▶ Goal:
Write out each line in which the string "prioritized" is present.

▶ Provided information:
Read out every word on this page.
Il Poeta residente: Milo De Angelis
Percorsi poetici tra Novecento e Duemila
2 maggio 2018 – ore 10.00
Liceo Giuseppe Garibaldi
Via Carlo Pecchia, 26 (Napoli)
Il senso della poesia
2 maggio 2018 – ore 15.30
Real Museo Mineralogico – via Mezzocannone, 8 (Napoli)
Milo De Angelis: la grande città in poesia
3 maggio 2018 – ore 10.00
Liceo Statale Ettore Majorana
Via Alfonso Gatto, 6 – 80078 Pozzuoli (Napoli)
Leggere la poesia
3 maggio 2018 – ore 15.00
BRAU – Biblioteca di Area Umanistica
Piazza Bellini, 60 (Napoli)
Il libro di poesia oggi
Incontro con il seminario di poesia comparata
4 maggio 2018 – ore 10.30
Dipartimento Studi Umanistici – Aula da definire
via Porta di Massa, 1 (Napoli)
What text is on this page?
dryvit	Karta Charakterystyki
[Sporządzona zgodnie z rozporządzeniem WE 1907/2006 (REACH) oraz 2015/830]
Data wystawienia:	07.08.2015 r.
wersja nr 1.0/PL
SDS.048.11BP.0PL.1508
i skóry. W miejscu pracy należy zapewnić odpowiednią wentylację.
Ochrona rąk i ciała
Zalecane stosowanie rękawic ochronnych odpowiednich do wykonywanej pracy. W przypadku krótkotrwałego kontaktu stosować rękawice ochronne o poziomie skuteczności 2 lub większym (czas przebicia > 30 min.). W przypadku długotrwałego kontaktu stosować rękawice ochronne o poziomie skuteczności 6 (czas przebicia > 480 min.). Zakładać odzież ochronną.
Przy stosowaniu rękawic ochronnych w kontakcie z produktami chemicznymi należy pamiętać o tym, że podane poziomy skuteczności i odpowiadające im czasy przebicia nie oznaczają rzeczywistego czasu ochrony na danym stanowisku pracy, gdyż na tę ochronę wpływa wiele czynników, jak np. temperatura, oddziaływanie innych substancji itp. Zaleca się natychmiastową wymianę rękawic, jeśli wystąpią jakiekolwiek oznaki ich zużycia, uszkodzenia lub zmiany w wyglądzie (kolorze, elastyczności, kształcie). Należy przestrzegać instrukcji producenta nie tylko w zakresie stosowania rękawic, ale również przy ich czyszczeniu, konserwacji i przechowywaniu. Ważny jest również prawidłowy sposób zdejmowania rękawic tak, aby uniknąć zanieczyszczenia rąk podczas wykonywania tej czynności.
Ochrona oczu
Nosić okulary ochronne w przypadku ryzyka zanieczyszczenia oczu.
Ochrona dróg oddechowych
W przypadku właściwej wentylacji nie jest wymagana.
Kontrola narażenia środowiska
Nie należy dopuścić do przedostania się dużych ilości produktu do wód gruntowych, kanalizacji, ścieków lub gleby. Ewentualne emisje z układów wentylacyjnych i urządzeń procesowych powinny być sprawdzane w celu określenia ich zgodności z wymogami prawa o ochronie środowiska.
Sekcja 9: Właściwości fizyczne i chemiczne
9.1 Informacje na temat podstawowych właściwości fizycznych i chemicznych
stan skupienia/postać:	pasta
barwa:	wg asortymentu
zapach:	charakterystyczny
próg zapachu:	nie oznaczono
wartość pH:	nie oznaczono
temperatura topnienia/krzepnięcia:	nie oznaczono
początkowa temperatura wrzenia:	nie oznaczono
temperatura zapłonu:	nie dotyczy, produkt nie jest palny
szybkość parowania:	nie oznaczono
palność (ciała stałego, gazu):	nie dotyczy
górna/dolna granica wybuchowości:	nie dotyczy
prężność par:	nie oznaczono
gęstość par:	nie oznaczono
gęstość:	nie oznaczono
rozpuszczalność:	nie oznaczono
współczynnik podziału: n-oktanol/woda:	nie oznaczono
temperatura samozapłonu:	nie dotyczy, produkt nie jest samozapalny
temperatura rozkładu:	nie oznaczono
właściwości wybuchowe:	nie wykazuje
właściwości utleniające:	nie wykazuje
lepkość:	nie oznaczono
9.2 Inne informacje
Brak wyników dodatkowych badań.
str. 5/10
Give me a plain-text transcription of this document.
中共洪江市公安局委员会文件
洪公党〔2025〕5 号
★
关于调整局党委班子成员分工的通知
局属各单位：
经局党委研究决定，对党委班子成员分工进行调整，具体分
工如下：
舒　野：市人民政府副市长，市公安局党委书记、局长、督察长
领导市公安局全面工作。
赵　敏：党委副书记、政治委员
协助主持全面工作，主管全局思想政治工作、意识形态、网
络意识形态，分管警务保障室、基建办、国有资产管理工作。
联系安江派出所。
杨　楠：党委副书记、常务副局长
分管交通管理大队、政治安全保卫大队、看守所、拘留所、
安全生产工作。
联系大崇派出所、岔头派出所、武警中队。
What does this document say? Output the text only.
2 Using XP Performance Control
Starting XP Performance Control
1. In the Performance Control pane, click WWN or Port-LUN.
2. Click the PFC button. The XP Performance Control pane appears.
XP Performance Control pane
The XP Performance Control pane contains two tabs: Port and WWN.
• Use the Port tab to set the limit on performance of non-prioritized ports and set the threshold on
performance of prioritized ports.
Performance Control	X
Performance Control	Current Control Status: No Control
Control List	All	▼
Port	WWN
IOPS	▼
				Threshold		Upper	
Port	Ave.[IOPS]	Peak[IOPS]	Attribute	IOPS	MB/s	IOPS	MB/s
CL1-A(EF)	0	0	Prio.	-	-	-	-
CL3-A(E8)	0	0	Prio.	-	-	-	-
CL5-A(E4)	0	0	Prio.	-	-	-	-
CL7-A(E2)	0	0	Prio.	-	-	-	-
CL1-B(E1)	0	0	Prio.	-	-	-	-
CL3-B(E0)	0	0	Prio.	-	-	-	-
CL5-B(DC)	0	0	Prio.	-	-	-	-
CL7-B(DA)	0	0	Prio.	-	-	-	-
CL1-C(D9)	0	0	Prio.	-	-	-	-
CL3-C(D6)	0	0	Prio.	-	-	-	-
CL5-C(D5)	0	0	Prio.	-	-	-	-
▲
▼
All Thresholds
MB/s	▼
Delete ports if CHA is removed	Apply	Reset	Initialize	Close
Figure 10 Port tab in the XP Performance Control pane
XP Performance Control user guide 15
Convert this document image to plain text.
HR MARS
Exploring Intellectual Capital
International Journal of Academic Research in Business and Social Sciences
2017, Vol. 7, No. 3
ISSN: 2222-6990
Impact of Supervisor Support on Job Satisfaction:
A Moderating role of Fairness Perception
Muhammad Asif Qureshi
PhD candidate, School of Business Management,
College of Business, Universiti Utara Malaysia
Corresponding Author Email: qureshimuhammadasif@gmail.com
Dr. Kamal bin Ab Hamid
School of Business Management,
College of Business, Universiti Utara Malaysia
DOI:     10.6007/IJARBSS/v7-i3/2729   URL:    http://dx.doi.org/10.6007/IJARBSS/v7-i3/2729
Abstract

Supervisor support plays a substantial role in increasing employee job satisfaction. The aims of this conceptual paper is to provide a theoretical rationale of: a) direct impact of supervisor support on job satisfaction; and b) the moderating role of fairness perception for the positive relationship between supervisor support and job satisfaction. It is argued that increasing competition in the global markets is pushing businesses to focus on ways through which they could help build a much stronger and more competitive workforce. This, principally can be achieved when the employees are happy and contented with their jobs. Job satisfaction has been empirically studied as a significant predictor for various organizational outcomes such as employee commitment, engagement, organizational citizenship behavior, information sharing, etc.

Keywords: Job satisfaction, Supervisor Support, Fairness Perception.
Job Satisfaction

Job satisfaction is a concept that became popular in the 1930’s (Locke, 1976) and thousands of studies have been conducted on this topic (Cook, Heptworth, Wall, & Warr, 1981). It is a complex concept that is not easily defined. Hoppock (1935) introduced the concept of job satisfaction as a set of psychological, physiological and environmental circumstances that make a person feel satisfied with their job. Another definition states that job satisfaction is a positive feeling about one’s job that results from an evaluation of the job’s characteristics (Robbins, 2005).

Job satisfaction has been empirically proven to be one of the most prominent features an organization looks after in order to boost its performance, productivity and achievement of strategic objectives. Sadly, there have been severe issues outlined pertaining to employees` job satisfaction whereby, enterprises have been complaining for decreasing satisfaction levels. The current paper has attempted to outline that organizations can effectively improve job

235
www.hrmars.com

▶ Reply to the task:
• Use the Port tab to set the limit on performance of non-prioritized ports and set the threshold on
performance of prioritized ports.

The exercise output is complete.